* [Required work]
Gather every line that includes the word "JSON", please.

* [Stored items]
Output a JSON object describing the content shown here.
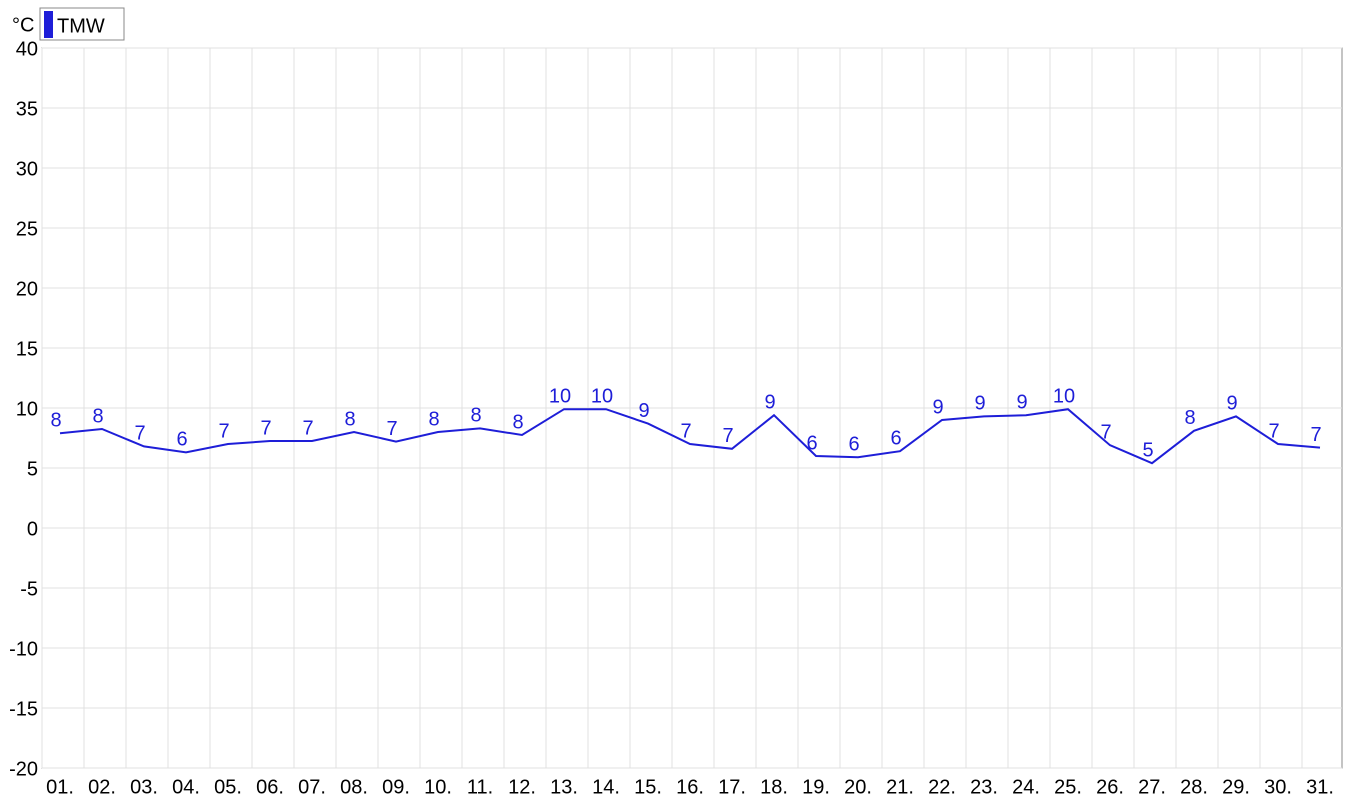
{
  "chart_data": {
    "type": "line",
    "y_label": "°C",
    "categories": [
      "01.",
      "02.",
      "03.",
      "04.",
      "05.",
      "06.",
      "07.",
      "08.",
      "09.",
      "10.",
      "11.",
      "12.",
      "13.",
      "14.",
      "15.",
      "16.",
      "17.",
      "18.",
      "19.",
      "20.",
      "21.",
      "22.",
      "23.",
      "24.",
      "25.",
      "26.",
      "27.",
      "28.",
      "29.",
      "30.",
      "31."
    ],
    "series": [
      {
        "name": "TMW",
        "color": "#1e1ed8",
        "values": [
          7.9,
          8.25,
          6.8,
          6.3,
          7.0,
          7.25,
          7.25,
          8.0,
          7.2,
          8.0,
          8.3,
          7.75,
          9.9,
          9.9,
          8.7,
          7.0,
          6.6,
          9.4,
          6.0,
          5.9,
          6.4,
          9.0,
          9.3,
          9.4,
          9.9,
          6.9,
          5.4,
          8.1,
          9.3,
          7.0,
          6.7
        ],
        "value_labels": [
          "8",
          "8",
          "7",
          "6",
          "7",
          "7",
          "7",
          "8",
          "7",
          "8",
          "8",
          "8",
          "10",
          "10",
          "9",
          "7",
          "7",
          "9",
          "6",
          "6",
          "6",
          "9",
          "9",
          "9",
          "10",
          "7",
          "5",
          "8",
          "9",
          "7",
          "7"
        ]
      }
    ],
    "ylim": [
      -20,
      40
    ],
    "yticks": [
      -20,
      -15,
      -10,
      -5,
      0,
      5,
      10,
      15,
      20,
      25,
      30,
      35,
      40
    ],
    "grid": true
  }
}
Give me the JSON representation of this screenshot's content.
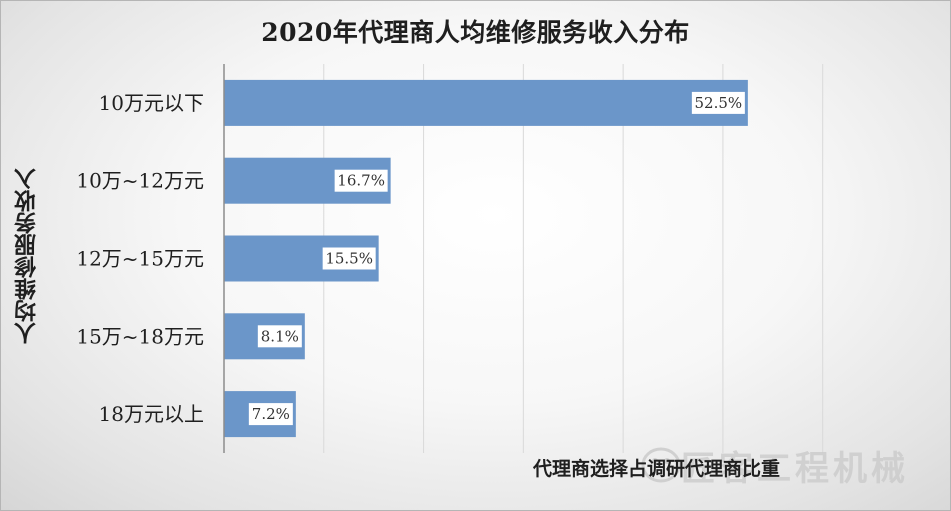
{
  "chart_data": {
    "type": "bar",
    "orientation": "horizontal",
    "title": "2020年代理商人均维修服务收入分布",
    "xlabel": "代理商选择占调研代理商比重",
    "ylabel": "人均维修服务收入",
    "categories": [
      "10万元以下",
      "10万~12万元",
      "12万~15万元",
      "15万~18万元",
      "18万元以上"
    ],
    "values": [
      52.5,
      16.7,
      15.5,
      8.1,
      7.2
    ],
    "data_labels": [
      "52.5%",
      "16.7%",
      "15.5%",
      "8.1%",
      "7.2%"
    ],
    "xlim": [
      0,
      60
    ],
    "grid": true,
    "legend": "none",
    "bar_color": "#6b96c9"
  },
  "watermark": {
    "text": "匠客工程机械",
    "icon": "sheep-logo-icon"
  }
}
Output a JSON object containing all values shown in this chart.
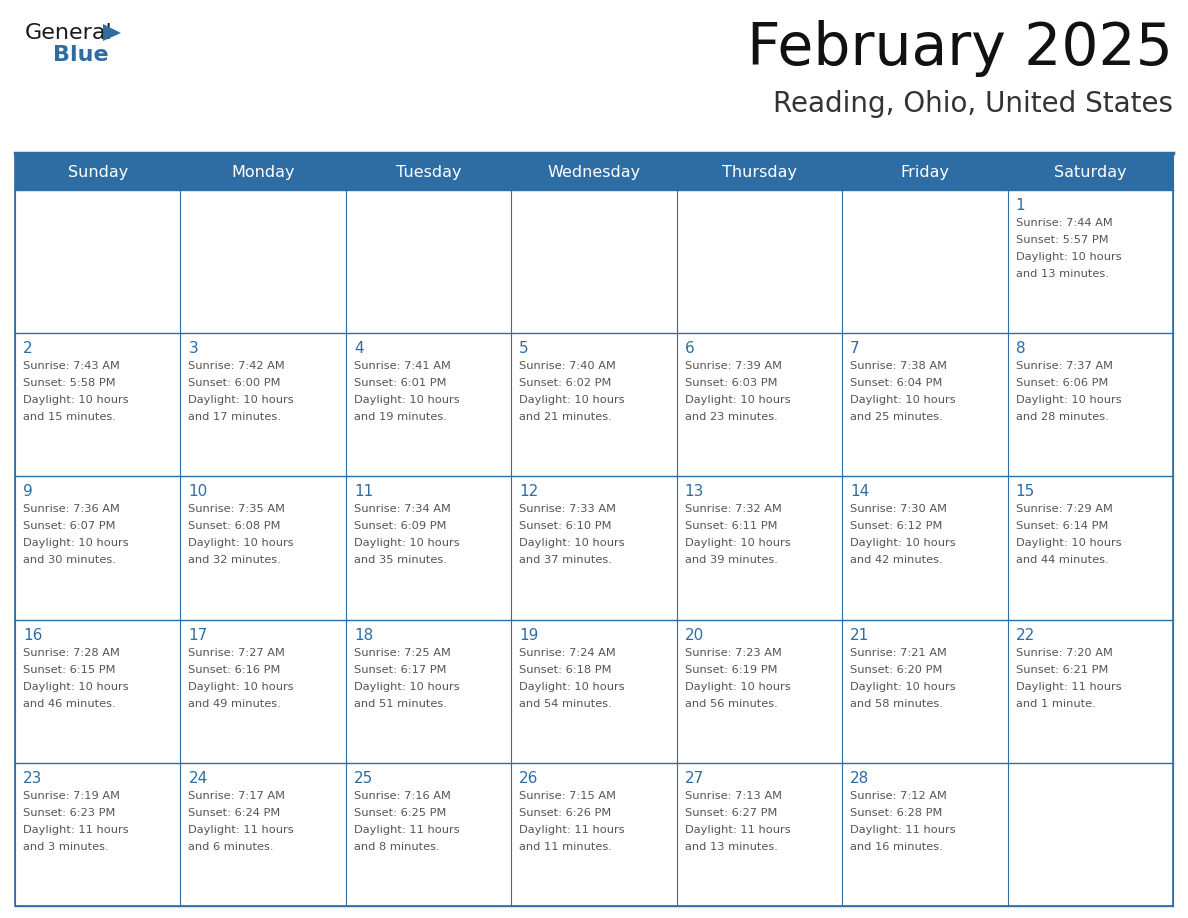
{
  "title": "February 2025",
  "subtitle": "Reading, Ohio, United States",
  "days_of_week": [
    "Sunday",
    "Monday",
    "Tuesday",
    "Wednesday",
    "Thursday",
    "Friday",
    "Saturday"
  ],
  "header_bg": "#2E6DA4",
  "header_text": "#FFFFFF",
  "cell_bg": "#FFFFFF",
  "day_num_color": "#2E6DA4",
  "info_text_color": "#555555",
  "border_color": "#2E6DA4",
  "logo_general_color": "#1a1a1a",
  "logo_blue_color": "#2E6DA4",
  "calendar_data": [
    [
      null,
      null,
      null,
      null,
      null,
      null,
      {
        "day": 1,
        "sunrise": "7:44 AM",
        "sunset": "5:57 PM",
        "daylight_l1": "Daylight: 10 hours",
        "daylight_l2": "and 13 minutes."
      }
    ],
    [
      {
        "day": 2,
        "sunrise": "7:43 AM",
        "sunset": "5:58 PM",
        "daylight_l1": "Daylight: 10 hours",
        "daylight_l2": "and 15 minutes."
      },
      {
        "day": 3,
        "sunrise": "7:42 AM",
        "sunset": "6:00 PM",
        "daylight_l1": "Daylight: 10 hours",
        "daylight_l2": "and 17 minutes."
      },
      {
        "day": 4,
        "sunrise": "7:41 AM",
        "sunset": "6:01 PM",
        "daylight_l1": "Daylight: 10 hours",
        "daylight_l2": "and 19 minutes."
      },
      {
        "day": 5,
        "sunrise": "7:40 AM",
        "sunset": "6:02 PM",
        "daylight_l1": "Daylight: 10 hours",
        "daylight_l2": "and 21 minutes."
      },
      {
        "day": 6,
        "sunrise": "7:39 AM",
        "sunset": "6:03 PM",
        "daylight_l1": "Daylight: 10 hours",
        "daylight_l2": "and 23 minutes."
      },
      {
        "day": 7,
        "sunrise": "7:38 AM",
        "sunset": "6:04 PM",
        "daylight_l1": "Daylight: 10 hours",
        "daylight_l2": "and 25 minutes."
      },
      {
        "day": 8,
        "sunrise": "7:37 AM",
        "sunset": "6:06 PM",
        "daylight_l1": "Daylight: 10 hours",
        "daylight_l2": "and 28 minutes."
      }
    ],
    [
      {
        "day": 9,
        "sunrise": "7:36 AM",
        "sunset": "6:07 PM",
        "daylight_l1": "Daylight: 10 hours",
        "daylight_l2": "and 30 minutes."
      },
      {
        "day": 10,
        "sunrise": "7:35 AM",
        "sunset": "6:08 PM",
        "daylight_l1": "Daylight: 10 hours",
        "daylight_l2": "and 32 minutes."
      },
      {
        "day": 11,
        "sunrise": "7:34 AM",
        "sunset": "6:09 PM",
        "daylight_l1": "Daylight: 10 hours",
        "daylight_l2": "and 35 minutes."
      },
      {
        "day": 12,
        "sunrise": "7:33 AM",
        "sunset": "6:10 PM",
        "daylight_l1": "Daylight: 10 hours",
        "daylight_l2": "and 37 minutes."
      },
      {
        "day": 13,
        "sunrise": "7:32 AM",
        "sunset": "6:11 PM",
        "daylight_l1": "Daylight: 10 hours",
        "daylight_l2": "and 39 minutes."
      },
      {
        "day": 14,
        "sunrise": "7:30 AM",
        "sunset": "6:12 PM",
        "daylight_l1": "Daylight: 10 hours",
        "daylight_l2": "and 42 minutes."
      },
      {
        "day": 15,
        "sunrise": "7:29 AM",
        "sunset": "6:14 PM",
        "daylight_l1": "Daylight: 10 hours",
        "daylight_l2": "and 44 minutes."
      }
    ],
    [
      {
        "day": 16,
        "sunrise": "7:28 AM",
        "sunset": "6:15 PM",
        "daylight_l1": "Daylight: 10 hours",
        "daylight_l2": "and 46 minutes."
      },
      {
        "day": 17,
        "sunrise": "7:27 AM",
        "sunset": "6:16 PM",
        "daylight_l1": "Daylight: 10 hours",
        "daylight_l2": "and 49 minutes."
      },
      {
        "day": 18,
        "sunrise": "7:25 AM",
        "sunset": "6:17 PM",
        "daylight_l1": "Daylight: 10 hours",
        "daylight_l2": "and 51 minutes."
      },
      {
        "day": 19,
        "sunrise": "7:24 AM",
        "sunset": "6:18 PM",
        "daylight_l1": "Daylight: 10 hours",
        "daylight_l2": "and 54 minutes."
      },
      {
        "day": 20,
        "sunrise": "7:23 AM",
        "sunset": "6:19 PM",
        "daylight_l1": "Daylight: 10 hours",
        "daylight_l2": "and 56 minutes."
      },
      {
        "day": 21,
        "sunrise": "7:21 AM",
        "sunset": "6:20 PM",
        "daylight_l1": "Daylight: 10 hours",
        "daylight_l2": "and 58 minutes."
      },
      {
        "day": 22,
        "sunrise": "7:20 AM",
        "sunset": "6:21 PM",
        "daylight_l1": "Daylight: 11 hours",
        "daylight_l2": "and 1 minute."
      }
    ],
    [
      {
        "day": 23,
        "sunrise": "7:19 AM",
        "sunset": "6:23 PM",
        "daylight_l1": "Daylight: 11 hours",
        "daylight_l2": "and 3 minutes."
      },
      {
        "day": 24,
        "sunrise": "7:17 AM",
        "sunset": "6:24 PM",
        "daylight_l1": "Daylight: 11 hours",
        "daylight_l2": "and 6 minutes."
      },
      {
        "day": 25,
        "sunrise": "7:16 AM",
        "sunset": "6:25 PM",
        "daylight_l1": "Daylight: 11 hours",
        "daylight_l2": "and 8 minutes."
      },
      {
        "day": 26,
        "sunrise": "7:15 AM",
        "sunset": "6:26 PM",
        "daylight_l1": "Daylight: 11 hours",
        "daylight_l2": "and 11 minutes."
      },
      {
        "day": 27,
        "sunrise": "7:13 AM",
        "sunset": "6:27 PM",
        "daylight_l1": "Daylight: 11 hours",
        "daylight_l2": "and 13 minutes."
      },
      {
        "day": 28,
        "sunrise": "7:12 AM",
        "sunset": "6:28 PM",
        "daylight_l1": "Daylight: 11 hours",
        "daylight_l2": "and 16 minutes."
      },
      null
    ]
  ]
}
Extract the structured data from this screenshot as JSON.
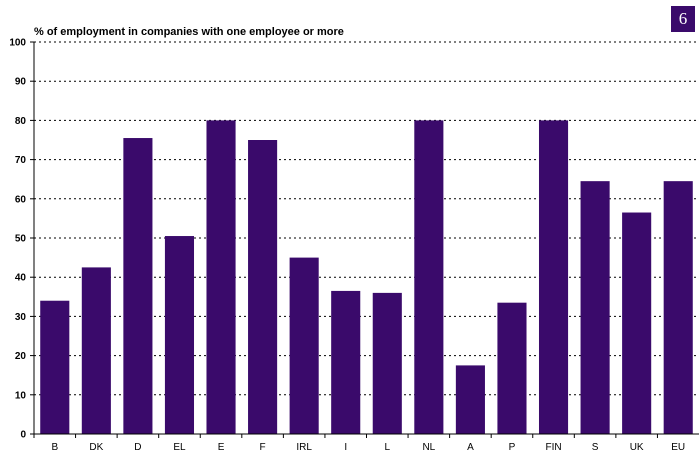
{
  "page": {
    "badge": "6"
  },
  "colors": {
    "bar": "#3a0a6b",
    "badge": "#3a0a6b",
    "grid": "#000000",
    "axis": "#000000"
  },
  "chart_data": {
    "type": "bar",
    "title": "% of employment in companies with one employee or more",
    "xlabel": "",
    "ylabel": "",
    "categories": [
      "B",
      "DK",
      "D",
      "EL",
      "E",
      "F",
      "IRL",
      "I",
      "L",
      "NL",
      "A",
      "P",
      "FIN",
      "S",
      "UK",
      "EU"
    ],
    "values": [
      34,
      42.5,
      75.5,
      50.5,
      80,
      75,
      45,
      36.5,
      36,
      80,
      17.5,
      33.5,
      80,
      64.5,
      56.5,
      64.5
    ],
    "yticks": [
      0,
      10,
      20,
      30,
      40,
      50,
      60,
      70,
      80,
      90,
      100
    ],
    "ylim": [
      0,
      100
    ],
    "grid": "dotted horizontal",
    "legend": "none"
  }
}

* [Exercise output]
Output a JSON object describing the content shown here.
Give me the JSON representation of this screenshot's content.
Output a JSON object containing all values shown in this chart.
Extract the structured data from this screenshot as JSON.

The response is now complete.